Required work: Would you pull out every line of the material that contains the string "Семенъ"?

--- Start of Dataset ---

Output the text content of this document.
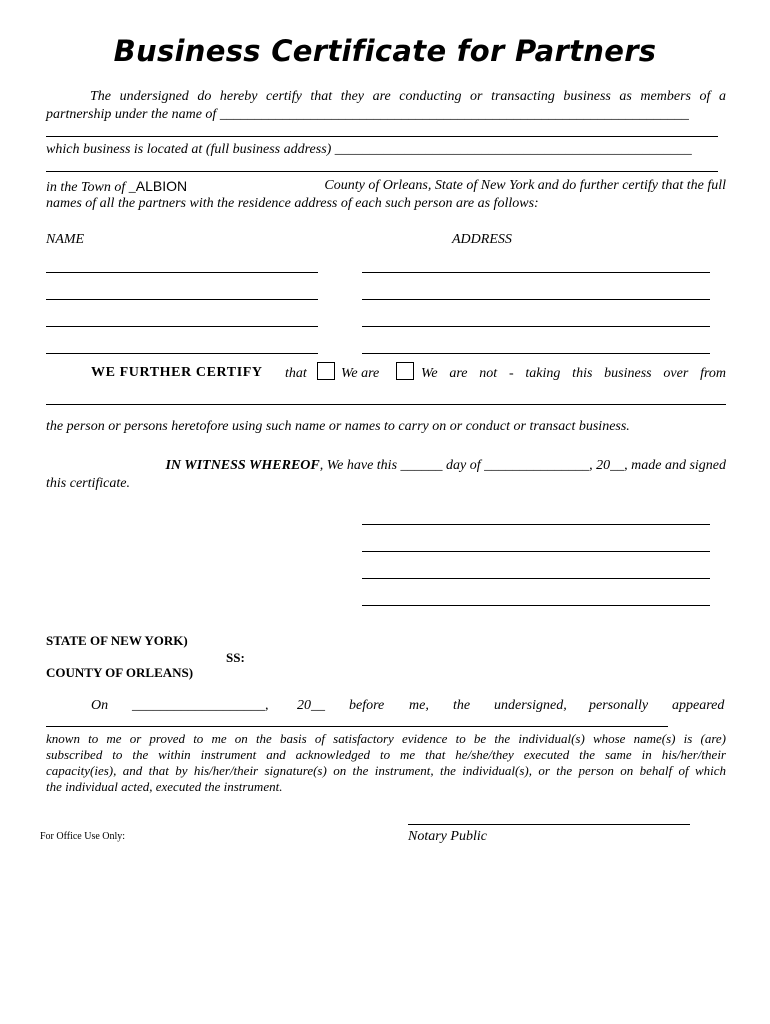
Business Certificate for Partners
The undersigned do hereby certify that they are conducting or transacting business as members of a
partnership under the name of ___________________________________________________________________
which business is located at (full business address) ___________________________________________________
in the Town of _ALBION	County of Orleans, State of New York and do further certify that the full
names of all the partners with the residence address of each such person are as follows:
NAME	ADDRESS
WE FURTHER CERTIFY that We are	We are not - taking this business over from
the person or persons heretofore using such name or names to carry on or conduct or transact business.
IN WITNESS WHEREOF, We have this ______ day of _______________, 20__, made and signed
this certificate.
STATE OF NEW YORK)
SS:
COUNTY OF ORLEANS)
On ___________________, 20__ before me, the undersigned, personally appeared
known to me or proved to me on the basis of satisfactory evidence to be the individual(s) whose name(s) is (are)
subscribed to the within instrument and acknowledged to me that he/she/they executed the same in his/her/their
capacity(ies), and that by his/her/their signature(s) on the instrument, the individual(s), or the person on behalf of which
the individual acted, executed the instrument.
For Office Use Only:	Notary Public
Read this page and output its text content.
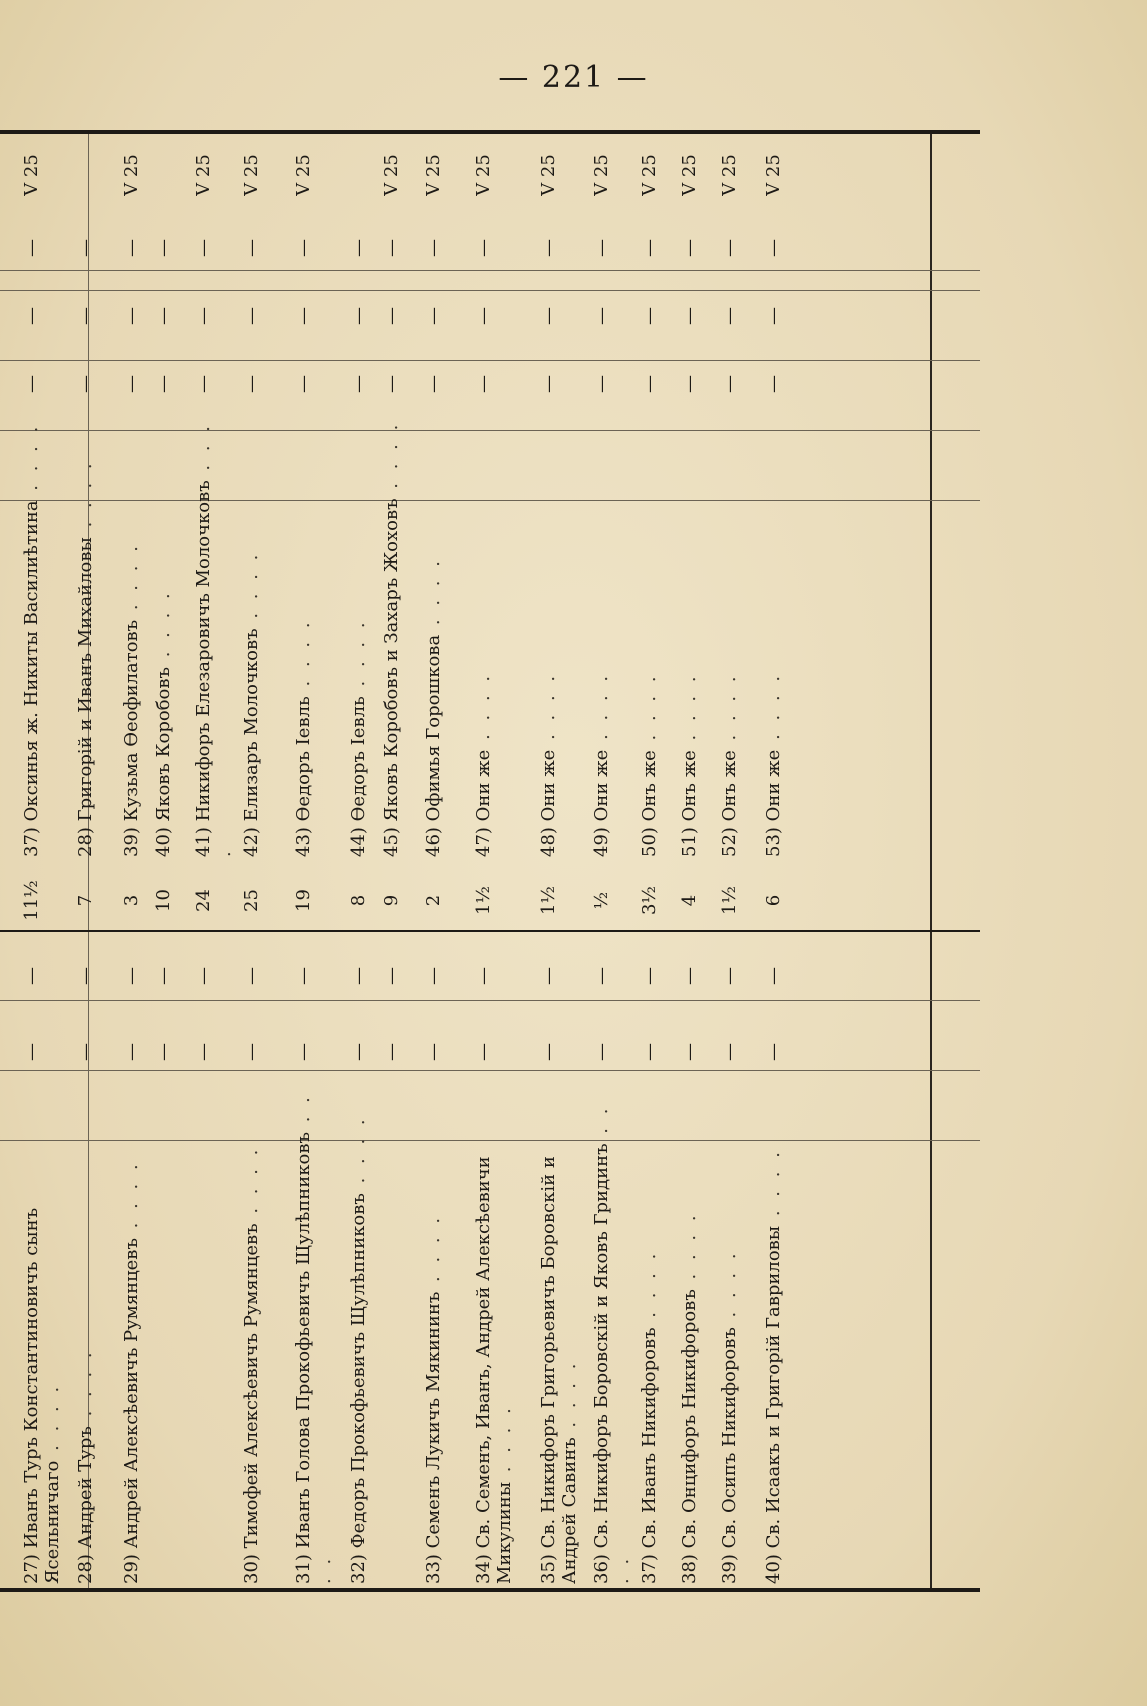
— 221 —
27) Иванъ Туръ Константиновичъ сынъ Ясельничаго . . . .
—
—
11½
28) Андрей Туръ . . . .
—
—
7
29) Андрей Алексѣевичъ Румянцевъ . . . .
—
—
3
—
—
10
—
—
24
30) Тимофей Алексѣевичъ Румянцевъ . . . .
—
—
25
31) Иванъ Голова Прокофьевичъ Щулѣпниковъ . . . .
—
—
19
32) Федоръ Прокофьевичъ Щулѣпниковъ . . . .
—
—
8
—
—
9
33) Семенъ Лукичъ Мякининъ . . . .
—
—
2
34) Св. Семенъ, Иванъ, Андрей Алексѣевичи Микулины . . . .
—
—
1½
35) Св. Никифоръ Григорьевичъ Боровскій и Андрей Савинъ . . . .
—
—
1½
36) Св. Никифоръ Боровскій и Яковъ Гридинъ . . . .
—
—
½
37) Св. Иванъ Никифоровъ . . . .
—
—
3½
38) Св. Онцифоръ Никифоровъ . . . .
—
—
4
39) Св. Осипъ Никифоровъ . . . .
—
—
1½
40) Св. Исаакъ и Григорій Гавриловы . . . .
—
—
6
37) Оксинья ж. Никиты Василиѣтина . . . .
—
—
—
V 25
28) Григорій и Иванъ Михайловы . . . .
—
—
—
39) Кузьма Ѳеофилатовъ . . . .
—
—
—
V 25
40) Яковъ Коробовъ . . . .
—
—
—
41) Никифоръ Елезаровичъ Молочковъ . . . .
—
—
—
V 25
42) Елизаръ Молочковъ . . . .
—
—
—
V 25
43) Ѳедоръ Іевль . . . .
—
—
—
V 25
44) Ѳедоръ Іевль . . . .
—
—
—
45) Яковъ Коробовъ и Захаръ Жоховъ . . . .
—
—
—
V 25
46) Офимья Горошкова . . . .
—
—
—
V 25
47) Они же . . . .
—
—
—
V 25
48) Они же . . . .
—
—
—
V 25
49) Они же . . . .
—
—
—
V 25
50) Онъ же . . . .
—
—
—
V 25
51) Онъ же . . . .
—
—
—
V 25
52) Онъ же . . . .
—
—
—
V 25
53) Они же . . . .
—
—
—
V 25
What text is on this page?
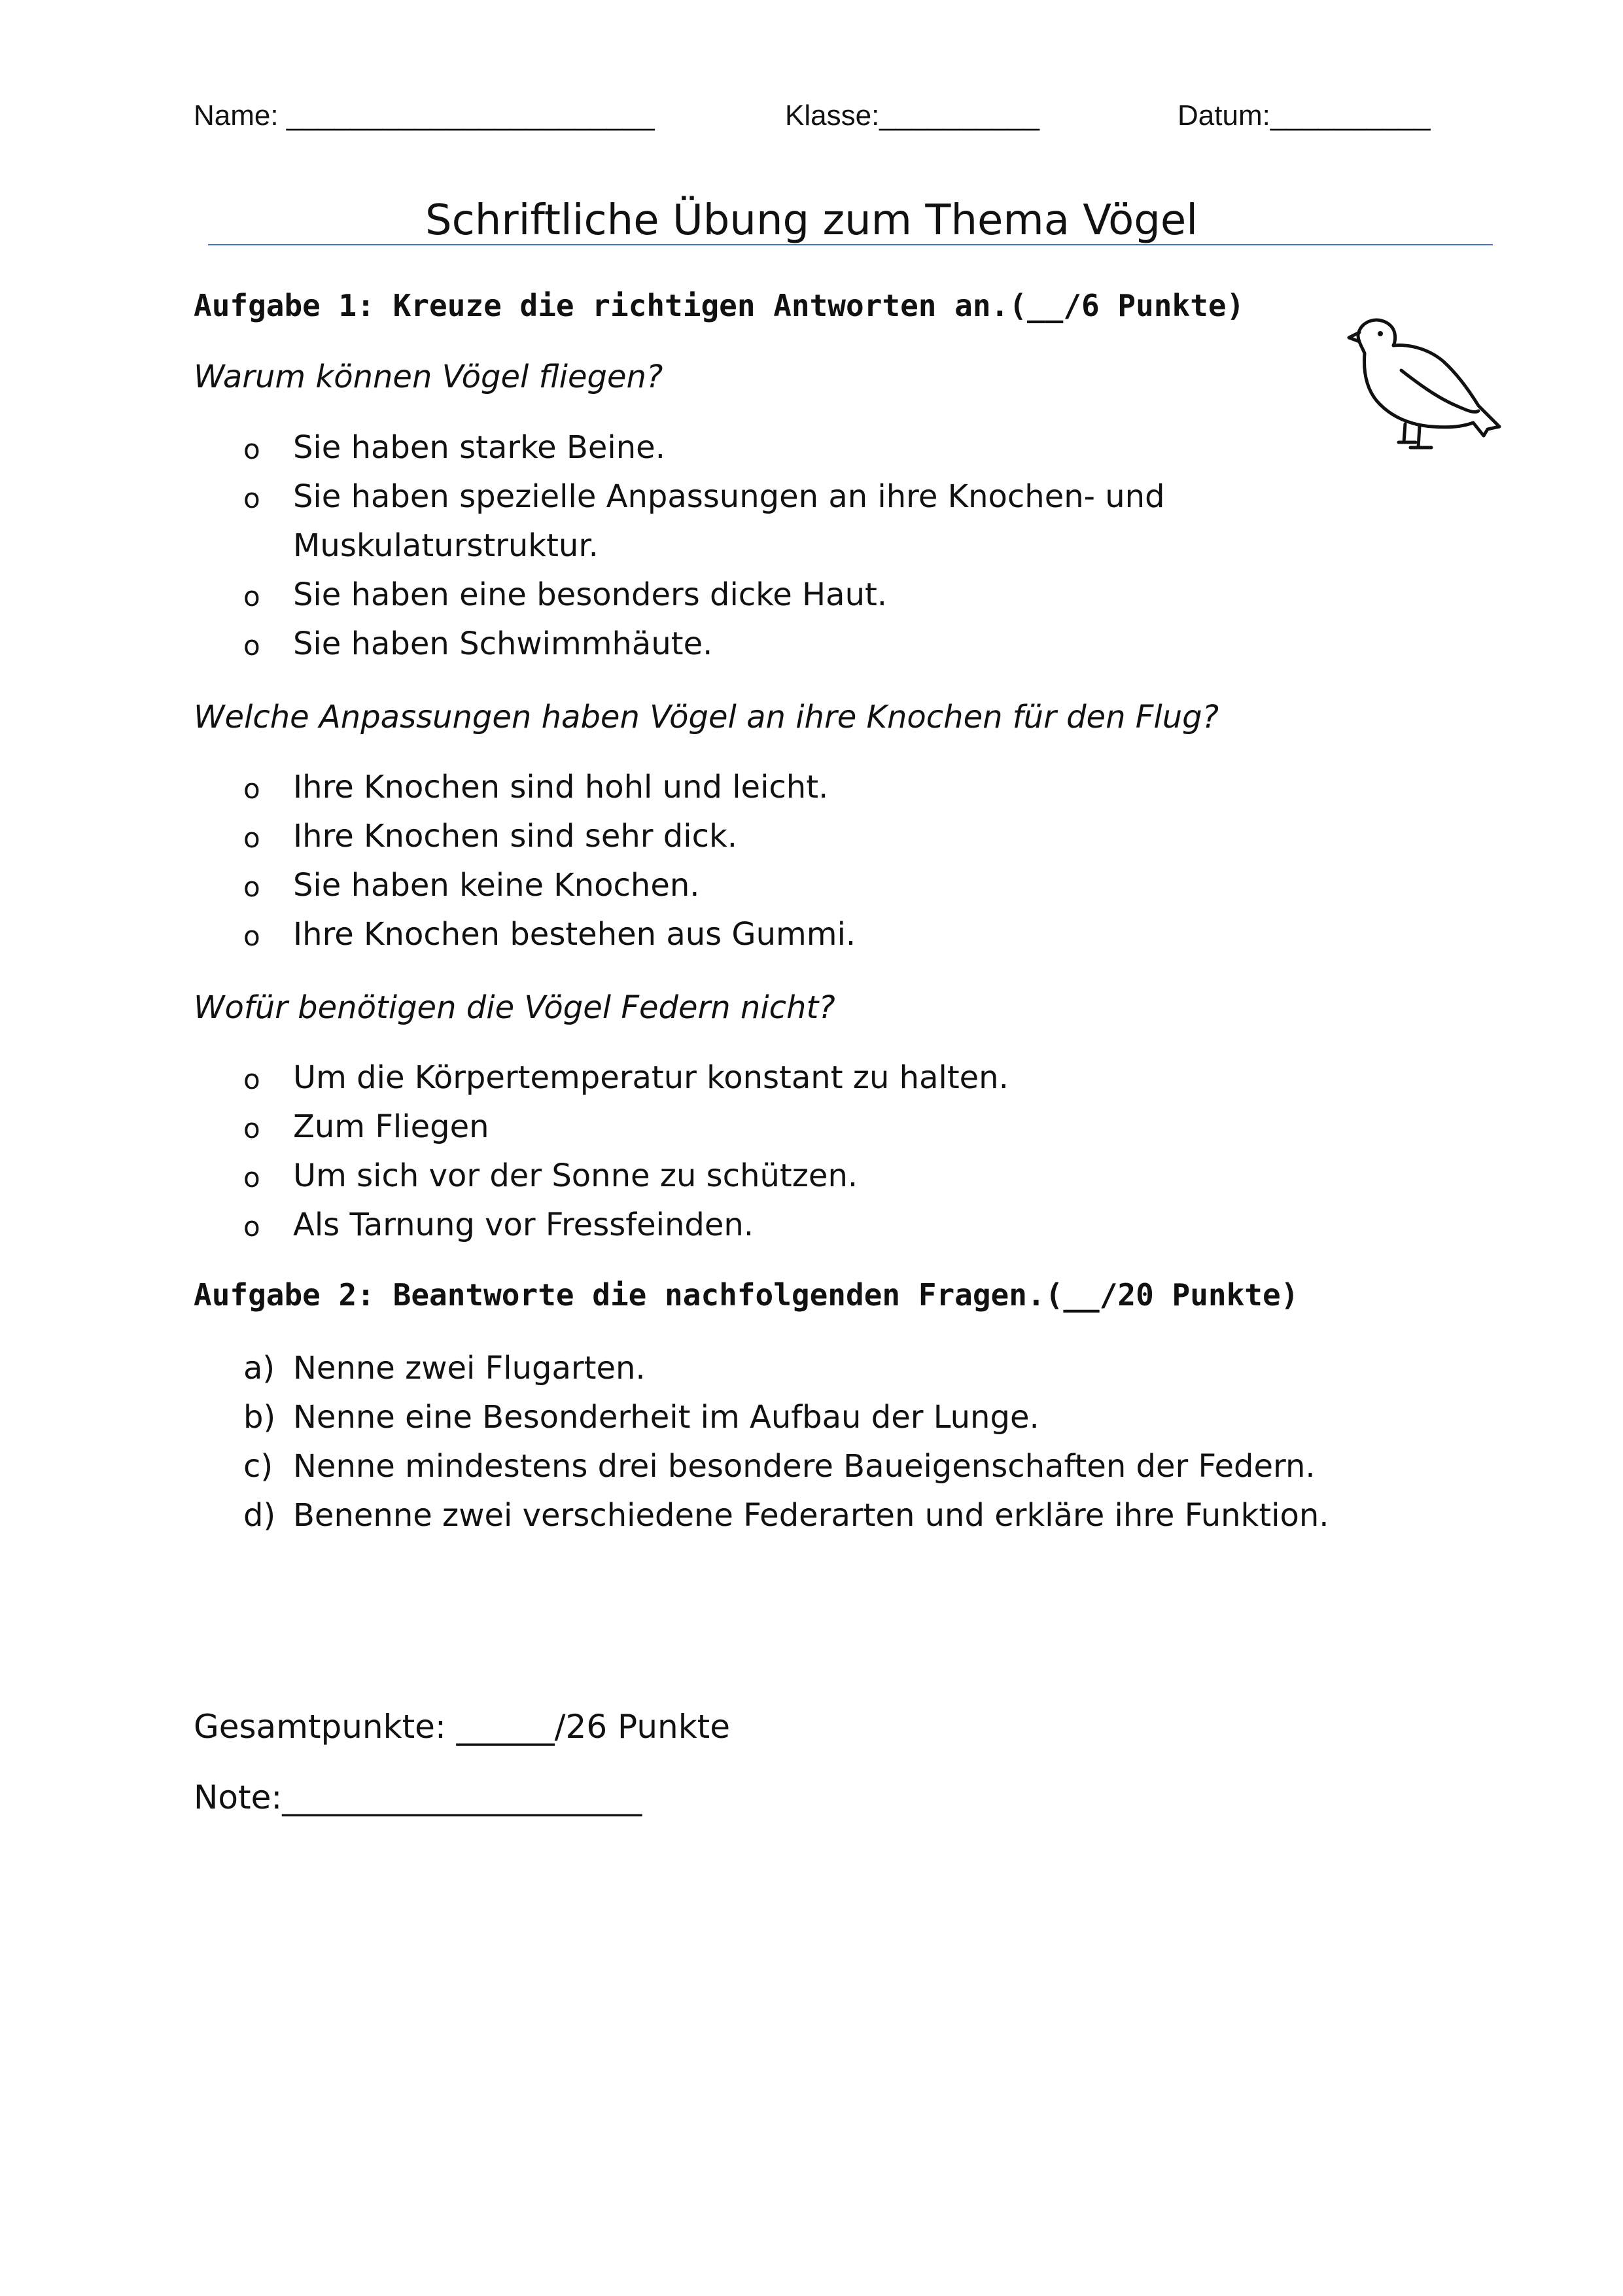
Name: _______________________	Klasse:__________	Datum:__________
Schriftliche Übung zum Thema Vögel
Aufgabe 1: Kreuze die richtigen Antworten an.(__/6 Punkte)
Warum können Vögel fliegen?
o Sie haben starke Beine.
o Sie haben spezielle Anpassungen an ihre Knochen- und
Muskulaturstruktur.
o Sie haben eine besonders dicke Haut.
o Sie haben Schwimmhäute.
Welche Anpassungen haben Vögel an ihre Knochen für den Flug?
o Ihre Knochen sind hohl und leicht.
o Ihre Knochen sind sehr dick.
o Sie haben keine Knochen.
o Ihre Knochen bestehen aus Gummi.
Wofür benötigen die Vögel Federn nicht?
o Um die Körpertemperatur konstant zu halten.
o Zum Fliegen
o Um sich vor der Sonne zu schützen.
o Als Tarnung vor Fressfeinden.
Aufgabe 2: Beantworte die nachfolgenden Fragen.(__/20 Punkte)
a) Nenne zwei Flugarten.
b) Nenne eine Besonderheit im Aufbau der Lunge.
c) Nenne mindestens drei besondere Baueigenschaften der Federn.
d) Benenne zwei verschiedene Federarten und erkläre ihre Funktion.
Gesamtpunkte: ______/26 Punkte
Note:______________________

--- End of Dataset ---

Result of this exercise:
33) Семенъ Лукичъ Мякининъ . . . .
34) Св. Семенъ, Иванъ, Андрей Алексѣевичи Микулины . . . .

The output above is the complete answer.